Tarefa escrita 1: Extraia dos registros, sem nenhuma alteração, tudo do início até a linha que contém "The brake pedal 1 is at (728, 268).", incluindo essa linha.

=-=-=-=-=

Aliás, a edição de normas tendentes a conferir eficácia a princípios constitucionais é, lamentavelmente, usual no Brasil. São incontáveis as leis e normas infra legais cujo propósito é fazer valer tais princípios. Pensamos que a reprodução em textos normativos de regras e princípios constitucionais, dotados de eficácia plena e aplicabilidade imediata, é absolutamente reprovável pois, a par de impor elevados custos à maquina estatal, é elemento de desvalorização do texto constitucional.

No que concerne à liberdade de atividade econômica, a única norma constitucional que depende de integração por lei é a que prevê o abuso do poder econômico, com o objetivo da dominação dos mercados, eliminação da concorrência e o aumento arbitrário dos lucros, conforme disposto no artigo 173, §4º da Constituição Federal.

De qualquer forma, a despeito da questionável necessidade da referida MP, analisaremos brevemente a sua aplicação ao direito tributário.

O artigo 1º, § 1º prevê que a sua interpretação e aplicação alcança apenas o direito civil, o direito empresarial, o direito econômico, o direito urbanístico e o direito do trabalho.

O § 2º do mesmo artigo ressalva, no entanto, a sua aplicação ao direito tributário, à exceção da possibilidade de arquivamento de documentos fiscais microfilmados ou digitalizados, desde que observada a técnica adequada a ser estabelecida em regulamentação.

Na realidade, tal previsão é mera reprodução do disposto na Lei nº 12.682/2012 – a “Lei da Digitalização”–, que autoriza a destruição de documentos físicos após a sua digitalização, desde que comprovada a integridade do documento original e a autenticação por certificação digital emitida pela infraestrutura de Chaves Públicas Brasileiras-ICP. Tal lei também permite a eliminação do documento digital após o transcurso dos prazos decadencial e prescricional.

Cremos que não andou bem o legislador ao afastar a aplicação da MP do direito tributário, porquanto nenhum fator pode restringir de forma mais severa a liberdade de atividade econômica do que a sujeição ao pagamento de tributos. Na dicção de John Marshall, juiz da Suprema Corte dos EUA, no caso Mc Culloch v. Maryland, o “poder de tributar equivale ao poder de destruir”, ou seja, assim como pode incentivar fortemente a atividade econômica, a tributação pode igualmente aniquilá-la.

Ainda, o artigo 3º, inciso III da MP 881/2019 veda que as autoridades imponham restrições à livre fixação de preços de produtos e serviços, exceto quando o particular pretender reduzir ou postergar o pagamento de tributos, ou ainda remeter lucros em forma de custos para o exterior (artigo 3º, §4º, inciso I).

Tal previsão harmoniza-se com o princípio da neutralidade fiscal, que proíbe que a cobrança de tributos promova distorções de preços e seja motivo para alocação de investimentos. Para neutralizar e corrigir tais situações, a Constituição Federal contempla o disposto no artigo 146-A, incluído pela E/C 42/2003, que autoriza a União a editar Lei Complementar para estabelecer critérios especiais de tributação, visando prevenir desequilíbrios concorrenciais.

=-=-=-=-=

Tarefa escrita 2: Escreva a continuação do texto sobre a MP 881/2019 e o direito tributário a partir do ponto em que ele termina.

=-=-=-=-=

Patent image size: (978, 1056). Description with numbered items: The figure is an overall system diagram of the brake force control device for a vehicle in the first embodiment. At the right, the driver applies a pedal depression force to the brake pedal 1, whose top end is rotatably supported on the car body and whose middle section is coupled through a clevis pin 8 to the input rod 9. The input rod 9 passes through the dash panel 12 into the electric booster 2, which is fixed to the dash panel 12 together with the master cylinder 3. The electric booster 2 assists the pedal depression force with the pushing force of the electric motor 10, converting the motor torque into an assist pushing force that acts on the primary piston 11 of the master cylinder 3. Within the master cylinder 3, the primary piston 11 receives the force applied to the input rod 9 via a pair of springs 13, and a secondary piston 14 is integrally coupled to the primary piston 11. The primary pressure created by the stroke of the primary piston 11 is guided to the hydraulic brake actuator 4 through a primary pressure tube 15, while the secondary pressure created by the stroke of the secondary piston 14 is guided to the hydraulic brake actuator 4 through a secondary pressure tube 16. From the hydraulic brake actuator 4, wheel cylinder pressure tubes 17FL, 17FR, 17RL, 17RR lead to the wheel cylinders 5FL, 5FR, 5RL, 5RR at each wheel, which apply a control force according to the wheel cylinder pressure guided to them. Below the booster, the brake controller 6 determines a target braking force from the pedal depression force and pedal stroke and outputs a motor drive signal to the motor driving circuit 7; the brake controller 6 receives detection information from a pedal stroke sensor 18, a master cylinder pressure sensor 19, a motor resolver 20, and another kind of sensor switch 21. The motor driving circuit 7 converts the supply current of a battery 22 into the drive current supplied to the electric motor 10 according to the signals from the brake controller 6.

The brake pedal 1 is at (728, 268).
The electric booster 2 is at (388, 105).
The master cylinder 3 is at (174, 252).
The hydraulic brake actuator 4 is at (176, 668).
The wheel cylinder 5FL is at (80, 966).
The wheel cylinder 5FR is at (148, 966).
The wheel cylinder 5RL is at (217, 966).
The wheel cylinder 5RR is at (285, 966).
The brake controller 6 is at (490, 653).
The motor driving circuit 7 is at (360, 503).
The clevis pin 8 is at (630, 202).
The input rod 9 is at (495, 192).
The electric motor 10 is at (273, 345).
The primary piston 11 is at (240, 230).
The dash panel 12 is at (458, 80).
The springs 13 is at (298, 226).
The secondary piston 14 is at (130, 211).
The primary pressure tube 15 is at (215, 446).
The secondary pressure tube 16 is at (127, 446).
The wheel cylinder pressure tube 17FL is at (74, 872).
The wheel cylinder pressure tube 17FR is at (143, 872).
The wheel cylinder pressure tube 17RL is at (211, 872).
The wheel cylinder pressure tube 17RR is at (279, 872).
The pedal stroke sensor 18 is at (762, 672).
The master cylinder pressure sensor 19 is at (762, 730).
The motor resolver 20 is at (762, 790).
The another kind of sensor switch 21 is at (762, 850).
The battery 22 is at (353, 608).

=-=-=-=-=

Resposta correta 1:
Patent image size: (978, 1056). Description with numbered items: The figure is an overall system diagram of the brake force control device for a vehicle in the first embodiment. At the right, the driver applies a pedal depression force to the brake pedal 1, whose top end is rotatably supported on the car body and whose middle section is coupled through a clevis pin 8 to the input rod 9. The input rod 9 passes through the dash panel 12 into the electric booster 2, which is fixed to the dash panel 12 together with the master cylinder 3. The electric booster 2 assists the pedal depression force with the pushing force of the electric motor 10, converting the motor torque into an assist pushing force that acts on the primary piston 11 of the master cylinder 3. Within the master cylinder 3, the primary piston 11 receives the force applied to the input rod 9 via a pair of springs 13, and a secondary piston 14 is integrally coupled to the primary piston 11. The primary pressure created by the stroke of the primary piston 11 is guided to the hydraulic brake actuator 4 through a primary pressure tube 15, while the secondary pressure created by the stroke of the secondary piston 14 is guided to the hydraulic brake actuator 4 through a secondary pressure tube 16. From the hydraulic brake actuator 4, wheel cylinder pressure tubes 17FL, 17FR, 17RL, 17RR lead to the wheel cylinders 5FL, 5FR, 5RL, 5RR at each wheel, which apply a control force according to the wheel cylinder pressure guided to them. Below the booster, the brake controller 6 determines a target braking force from the pedal depression force and pedal stroke and outputs a motor drive signal to the motor driving circuit 7; the brake controller 6 receives detection information from a pedal stroke sensor 18, a master cylinder pressure sensor 19, a motor resolver 20, and another kind of sensor switch 21. The motor driving circuit 7 converts the supply current of a battery 22 into the drive current supplied to the electric motor 10 according to the signals from the brake controller 6.

The brake pedal 1 is at (728, 268).

Resposta correta 2:
Observe-se que embora o legislador tenha ressalvado a aplicação da MP em relação ao direito tributário, contemplou “cá e lá” regras a ele aplicáveis. A previsão relativa à fixação de preços, por exemplo, deflui do disposto no artigo 2º que estabelece o princípio da presunção de boa-fé do particular, cuja aplicação ao direito tributário é inquestionável, haja vista a premissa da boa fé do contribuinte é inerente à cidadania fiscal.

Ao final, a referida MP alterou várias leis federais, entre elas o Código Civil em seu artigo 50. A redação em vigor estabelece que em casos de abuso da personalidade por desvio de finalidade ou confusão patrimonial, poderá haver a desconsideração da personalidade jurídica para que determinadas obrigações possam ser estendidas aos bens particulares de administradores e sócios beneficiados, direta ou indiretamente, pelo abuso.

Destaque-se que na redação original não estava prevista expressamente a desconsideração da personalidade jurídica, nem a sua aplicação apenas aos administradores e sócios beneficiados pelo abuso, o que havia era uma regra da qual se deduzia que era possível a desconsideração da personalidade jurídica.

A nova regra define ainda o desvio de finalidade como a utilização dolosa da pessoa jurídica, que abarca tanto prática de atos ilícitos como o propósito de lesar credores. Tal regra também se aplica ao direito tributário, na medida em que a Fazenda Pública, na condição de credora, pode ser lesada intencionalmente pelo contribuinte.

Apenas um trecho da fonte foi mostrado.